**What you are asked to do**
Whenever a line below holds the word "riequilibrio", copy that line.

Data excerpts
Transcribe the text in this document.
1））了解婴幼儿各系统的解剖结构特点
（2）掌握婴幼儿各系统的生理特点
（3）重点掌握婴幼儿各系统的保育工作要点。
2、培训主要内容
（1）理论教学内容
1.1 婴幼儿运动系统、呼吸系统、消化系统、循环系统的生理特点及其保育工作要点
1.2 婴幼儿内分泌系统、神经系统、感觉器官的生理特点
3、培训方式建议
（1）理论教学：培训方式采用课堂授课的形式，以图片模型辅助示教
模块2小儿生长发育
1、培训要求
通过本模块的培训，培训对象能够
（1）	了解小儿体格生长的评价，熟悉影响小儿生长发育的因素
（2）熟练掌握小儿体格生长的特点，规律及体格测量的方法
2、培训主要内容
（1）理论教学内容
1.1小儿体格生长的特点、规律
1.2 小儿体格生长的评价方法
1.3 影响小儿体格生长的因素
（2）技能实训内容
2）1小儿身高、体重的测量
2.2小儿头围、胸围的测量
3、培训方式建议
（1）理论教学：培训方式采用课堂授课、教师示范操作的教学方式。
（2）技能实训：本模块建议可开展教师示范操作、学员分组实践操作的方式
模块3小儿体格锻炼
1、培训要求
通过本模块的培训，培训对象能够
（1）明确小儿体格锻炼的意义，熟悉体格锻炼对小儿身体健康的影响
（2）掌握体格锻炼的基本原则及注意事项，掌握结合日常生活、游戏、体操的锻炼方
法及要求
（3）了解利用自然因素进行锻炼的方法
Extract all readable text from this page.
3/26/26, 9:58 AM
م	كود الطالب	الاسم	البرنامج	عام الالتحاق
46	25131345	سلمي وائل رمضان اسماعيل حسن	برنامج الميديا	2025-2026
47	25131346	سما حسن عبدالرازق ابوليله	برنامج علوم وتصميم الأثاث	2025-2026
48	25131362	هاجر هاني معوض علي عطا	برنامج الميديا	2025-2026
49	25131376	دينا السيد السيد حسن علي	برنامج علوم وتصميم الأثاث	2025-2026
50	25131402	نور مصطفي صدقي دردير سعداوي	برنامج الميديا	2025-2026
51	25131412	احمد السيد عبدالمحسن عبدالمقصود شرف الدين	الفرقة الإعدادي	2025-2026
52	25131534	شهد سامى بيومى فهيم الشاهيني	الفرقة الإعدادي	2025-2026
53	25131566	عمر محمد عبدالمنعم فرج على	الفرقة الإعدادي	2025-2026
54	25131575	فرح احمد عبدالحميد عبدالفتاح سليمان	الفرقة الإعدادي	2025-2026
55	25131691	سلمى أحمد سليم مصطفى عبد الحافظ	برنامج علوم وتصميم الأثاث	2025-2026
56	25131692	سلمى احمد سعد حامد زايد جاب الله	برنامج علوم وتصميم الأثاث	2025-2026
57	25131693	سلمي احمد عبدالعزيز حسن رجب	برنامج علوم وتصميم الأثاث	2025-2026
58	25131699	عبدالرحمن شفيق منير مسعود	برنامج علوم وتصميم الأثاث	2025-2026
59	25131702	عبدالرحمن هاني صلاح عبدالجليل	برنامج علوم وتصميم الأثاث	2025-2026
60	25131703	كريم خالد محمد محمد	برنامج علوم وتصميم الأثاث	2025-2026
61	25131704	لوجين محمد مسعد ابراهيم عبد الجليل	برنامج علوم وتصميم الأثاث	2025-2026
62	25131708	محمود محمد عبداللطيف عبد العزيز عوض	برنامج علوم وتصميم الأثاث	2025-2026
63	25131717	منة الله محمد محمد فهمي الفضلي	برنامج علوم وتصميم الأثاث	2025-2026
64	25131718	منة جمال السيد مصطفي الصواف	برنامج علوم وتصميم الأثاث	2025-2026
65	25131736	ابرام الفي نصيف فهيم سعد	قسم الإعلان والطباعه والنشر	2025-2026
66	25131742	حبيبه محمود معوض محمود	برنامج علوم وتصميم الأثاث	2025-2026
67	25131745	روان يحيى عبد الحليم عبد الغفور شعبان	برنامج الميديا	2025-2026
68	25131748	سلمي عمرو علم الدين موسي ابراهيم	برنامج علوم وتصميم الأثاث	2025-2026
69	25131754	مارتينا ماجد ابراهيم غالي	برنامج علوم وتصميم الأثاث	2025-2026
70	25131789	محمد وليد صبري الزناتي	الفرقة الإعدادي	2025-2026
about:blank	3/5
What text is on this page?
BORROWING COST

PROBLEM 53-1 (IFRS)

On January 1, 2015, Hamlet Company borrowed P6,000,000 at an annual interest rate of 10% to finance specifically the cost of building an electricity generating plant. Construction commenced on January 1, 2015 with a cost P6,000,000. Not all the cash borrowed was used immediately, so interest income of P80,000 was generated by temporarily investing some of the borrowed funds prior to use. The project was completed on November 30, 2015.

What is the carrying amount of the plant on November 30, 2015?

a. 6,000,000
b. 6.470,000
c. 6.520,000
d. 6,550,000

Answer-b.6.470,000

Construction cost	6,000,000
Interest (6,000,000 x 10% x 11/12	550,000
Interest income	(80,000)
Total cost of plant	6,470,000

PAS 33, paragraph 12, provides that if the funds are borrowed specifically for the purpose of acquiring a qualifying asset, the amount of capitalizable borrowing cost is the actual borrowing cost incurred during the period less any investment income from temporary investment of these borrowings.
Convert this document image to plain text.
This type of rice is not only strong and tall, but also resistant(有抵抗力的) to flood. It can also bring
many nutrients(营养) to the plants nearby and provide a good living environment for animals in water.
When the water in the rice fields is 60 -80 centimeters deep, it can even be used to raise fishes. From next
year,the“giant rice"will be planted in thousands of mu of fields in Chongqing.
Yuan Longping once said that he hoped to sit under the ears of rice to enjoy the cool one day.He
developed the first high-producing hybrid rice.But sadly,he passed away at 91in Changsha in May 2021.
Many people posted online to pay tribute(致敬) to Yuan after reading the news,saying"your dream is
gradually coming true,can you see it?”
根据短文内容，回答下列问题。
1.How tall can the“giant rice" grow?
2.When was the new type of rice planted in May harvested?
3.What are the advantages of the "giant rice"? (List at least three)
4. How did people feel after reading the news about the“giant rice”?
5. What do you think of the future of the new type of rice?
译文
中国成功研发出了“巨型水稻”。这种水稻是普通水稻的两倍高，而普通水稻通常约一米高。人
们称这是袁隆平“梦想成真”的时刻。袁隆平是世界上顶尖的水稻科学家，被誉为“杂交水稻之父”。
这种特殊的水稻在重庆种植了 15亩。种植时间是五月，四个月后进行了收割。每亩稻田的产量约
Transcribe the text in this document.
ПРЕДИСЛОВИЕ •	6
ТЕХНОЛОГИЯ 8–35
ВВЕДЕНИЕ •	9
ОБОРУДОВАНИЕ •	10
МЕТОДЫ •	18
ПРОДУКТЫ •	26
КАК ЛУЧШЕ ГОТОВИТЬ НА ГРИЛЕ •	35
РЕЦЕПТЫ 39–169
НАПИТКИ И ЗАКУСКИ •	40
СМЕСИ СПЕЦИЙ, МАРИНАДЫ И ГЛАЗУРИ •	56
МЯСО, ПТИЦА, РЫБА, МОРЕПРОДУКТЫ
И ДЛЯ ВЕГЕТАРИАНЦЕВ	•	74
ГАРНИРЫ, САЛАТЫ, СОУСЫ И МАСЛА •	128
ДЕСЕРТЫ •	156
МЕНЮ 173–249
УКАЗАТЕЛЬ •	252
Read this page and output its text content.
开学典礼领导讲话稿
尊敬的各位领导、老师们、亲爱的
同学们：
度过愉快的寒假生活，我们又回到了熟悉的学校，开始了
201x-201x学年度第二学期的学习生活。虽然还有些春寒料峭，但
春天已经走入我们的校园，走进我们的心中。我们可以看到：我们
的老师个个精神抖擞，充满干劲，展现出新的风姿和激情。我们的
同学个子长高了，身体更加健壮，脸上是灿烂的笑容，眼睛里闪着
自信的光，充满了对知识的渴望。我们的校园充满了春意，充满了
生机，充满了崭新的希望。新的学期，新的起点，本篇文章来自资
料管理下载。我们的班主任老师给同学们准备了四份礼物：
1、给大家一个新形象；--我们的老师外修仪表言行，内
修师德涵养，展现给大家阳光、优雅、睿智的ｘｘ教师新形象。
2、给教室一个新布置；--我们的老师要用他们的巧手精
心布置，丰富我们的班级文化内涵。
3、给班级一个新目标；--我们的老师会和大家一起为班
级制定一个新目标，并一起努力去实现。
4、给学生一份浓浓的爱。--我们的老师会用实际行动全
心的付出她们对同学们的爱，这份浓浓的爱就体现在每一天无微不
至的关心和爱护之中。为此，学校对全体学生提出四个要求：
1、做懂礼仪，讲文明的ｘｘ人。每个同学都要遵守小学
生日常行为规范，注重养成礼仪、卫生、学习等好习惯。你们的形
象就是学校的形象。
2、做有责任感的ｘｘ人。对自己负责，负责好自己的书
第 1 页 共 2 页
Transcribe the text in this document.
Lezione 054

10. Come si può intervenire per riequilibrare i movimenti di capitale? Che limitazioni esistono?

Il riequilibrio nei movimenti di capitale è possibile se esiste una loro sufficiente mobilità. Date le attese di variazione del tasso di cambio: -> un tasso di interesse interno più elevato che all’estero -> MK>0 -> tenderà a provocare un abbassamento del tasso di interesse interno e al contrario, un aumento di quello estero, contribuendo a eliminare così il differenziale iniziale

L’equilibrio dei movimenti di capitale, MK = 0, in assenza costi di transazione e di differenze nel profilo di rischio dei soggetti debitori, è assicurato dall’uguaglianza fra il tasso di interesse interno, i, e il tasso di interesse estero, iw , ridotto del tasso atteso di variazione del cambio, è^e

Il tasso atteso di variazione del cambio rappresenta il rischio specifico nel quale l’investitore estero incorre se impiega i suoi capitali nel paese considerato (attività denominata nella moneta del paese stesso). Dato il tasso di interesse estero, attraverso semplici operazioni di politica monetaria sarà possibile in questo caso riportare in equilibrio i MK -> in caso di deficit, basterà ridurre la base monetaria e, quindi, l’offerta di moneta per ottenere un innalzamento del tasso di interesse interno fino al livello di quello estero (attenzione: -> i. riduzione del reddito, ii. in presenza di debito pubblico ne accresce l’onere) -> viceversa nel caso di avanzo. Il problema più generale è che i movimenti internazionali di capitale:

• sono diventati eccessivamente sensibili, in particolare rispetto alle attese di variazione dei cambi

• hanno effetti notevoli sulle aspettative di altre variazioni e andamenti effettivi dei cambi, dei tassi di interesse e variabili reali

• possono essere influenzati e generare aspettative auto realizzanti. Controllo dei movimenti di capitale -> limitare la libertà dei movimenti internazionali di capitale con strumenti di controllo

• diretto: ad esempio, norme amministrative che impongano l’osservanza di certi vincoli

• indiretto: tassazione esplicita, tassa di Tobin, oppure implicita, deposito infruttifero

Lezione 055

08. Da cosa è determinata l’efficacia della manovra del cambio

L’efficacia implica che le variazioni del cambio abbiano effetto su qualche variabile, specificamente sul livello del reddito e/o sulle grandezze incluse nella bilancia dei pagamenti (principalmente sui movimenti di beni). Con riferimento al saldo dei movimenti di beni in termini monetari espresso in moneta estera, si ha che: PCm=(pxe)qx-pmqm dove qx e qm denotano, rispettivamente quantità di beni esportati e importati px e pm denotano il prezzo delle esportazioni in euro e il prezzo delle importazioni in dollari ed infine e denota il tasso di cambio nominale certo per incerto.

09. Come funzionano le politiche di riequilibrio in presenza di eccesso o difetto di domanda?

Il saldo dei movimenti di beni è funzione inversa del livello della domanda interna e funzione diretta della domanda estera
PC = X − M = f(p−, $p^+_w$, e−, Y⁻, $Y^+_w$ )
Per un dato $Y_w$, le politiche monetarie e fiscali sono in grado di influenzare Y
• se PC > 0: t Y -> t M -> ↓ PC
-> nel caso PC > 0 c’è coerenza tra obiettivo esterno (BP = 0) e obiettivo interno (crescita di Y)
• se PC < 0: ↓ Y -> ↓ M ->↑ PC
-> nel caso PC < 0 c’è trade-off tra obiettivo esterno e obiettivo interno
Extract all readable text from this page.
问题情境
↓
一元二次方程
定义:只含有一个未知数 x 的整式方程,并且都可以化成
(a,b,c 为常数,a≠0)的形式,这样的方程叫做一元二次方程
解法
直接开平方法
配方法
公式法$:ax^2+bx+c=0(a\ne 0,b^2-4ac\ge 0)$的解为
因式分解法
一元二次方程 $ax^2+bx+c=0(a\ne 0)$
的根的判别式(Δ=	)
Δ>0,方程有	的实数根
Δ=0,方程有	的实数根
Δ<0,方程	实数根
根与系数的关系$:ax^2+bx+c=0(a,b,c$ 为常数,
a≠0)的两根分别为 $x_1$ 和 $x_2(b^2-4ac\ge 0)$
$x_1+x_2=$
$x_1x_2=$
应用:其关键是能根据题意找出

**Response to this exercise**
Il riequilibrio nei movimenti di capitale è possibile se esiste una loro sufficiente mobilità. Date le attese di variazione del tasso di cambio: -> un tasso di interesse interno più elevato che all’estero -> MK>0 -> tenderà a provocare un abbassamento del tasso di interesse interno e al contrario, un aumento di quello estero, contribuendo a eliminare così il differenziale iniziale
09. Come funzionano le politiche di riequilibrio in presenza di eccesso o difetto di domanda?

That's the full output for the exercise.